§ **EXCERPT TO READ**:
■ ■ ■ ■
Superstition

I’m not a big fan of religion. I like Stevie Wonder’s lyric: “When you believe in things that you don’t understand, then you suffer. Superstition ain’t the way.” Religion, it seems to me, is precisely the act of believing in things that you don’t understand. And all too often, it’s not only the believers who suffer. They enthusiastically inflict suffering on those around them.

I have a friend who is quite insistent that my disinclination to show respect for religion is a form of dogmatic belief. If I understand her correctly (it’s hard to be sure), she feels that I’m insisting that I’m right, insisting that the rest of the world ought to believe what I believe.

I’m pretty sure she’s way off base. Really, the only thing I believe is that concrete evidence provides a useful corrective for unbridled fantasy. In the absence of concrete evidence, fantasy is all too likely to lead to confusion, hurt feelings, suffering, and outright cruelty.

I remember Richard Dawkins explaining the distinction this way (and I’m paraphrasing, I don’t have the exact quote handy): “I’m a scientist. When someone shows me evidence of the existence of a God, I will change my mind. The difference between a scientist and a religious believer is that religious believers will tell you quite explicitly that no matter what the findings of science may be, they will not change their beliefs.” Dawkins goes on to quote a prominent religious figure as saying that no matter how much scientific evidence there might be for evolution, it would never shake his belief in the story of creation as put forth in Genesis.
■ ■ ■ ■
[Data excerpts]

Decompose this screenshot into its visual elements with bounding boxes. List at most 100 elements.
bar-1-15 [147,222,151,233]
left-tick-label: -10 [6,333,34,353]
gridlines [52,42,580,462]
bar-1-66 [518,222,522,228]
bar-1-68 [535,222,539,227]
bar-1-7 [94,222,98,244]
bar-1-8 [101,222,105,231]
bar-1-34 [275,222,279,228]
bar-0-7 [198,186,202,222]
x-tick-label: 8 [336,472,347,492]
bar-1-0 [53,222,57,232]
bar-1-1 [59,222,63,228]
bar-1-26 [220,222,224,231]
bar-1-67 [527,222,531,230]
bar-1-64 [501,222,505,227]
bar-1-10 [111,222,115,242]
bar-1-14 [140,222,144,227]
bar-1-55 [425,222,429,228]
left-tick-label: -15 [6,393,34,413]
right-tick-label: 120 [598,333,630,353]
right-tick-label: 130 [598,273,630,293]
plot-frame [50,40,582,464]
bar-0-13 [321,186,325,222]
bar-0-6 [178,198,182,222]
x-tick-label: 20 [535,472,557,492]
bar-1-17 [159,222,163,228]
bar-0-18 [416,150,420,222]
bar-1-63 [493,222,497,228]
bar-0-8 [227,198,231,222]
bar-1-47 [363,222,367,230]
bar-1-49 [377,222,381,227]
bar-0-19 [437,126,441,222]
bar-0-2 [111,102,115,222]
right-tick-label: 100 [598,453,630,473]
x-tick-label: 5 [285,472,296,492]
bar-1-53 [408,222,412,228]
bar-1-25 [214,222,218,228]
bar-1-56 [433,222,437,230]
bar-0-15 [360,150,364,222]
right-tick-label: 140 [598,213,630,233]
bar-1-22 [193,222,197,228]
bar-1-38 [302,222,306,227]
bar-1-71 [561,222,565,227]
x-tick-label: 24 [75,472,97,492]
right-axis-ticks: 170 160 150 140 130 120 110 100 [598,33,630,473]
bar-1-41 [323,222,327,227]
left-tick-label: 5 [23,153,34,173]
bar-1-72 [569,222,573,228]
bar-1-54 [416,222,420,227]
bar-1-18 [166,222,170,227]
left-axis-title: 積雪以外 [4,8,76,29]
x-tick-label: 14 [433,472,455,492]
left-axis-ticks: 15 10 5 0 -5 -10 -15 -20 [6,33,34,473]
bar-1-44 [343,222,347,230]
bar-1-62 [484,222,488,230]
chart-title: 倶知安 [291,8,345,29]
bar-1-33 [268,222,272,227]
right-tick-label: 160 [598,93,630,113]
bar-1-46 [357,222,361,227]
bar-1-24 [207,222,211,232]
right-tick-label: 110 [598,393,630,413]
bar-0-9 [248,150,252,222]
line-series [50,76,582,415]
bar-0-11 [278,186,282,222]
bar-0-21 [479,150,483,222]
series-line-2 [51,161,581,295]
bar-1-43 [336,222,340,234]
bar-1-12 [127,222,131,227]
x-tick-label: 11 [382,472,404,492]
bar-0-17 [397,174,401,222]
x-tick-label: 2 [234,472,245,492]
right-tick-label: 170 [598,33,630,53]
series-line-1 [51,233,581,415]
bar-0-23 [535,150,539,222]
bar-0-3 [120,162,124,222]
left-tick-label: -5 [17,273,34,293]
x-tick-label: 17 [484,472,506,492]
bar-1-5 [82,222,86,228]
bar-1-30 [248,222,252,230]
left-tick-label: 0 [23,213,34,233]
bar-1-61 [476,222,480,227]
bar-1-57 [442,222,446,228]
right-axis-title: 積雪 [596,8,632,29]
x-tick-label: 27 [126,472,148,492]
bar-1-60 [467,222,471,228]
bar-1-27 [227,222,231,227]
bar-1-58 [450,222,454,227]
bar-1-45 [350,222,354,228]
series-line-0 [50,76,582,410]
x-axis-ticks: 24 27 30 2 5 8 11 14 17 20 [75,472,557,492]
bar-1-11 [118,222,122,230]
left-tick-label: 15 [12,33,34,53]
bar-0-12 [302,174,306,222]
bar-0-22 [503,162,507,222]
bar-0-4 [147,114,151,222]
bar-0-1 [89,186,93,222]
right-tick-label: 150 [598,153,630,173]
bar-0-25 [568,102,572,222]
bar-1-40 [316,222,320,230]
■ ■ ■ ■
§ **ACTIVITY LIST**:
**a)** In the essay on superstition, rewrite the passage starting at "I’m not a big" and ending at "what I believe.", replacing "friend" with "colleague".
**b)** According to the essay on superstition, what does the writer believe concrete evidence provides?
These rows are standalone material and have no connection to the essay on superstition.

§ **COMPLETED EXERCISE**:
**a)**
I’m not a big fan of religion. I like Stevie Wonder’s lyric: “When you believe in things that you don’t understand, then you suffer. Superstition ain’t the way.” Religion, it seems to me, is precisely the act of believing in things that you don’t understand. And all too often, it’s not only the believers who suffer. They enthusiastically inflict suffering on those around them.

I have a colleague who is quite insistent that my disinclination to show respect for religion is a form of dogmatic belief. If I understand her correctly (it’s hard to be sure), she feels that I’m insisting that I’m right, insisting that the rest of the world ought to believe what I believe.

**b)** A useful corrective for unbridled fantasy.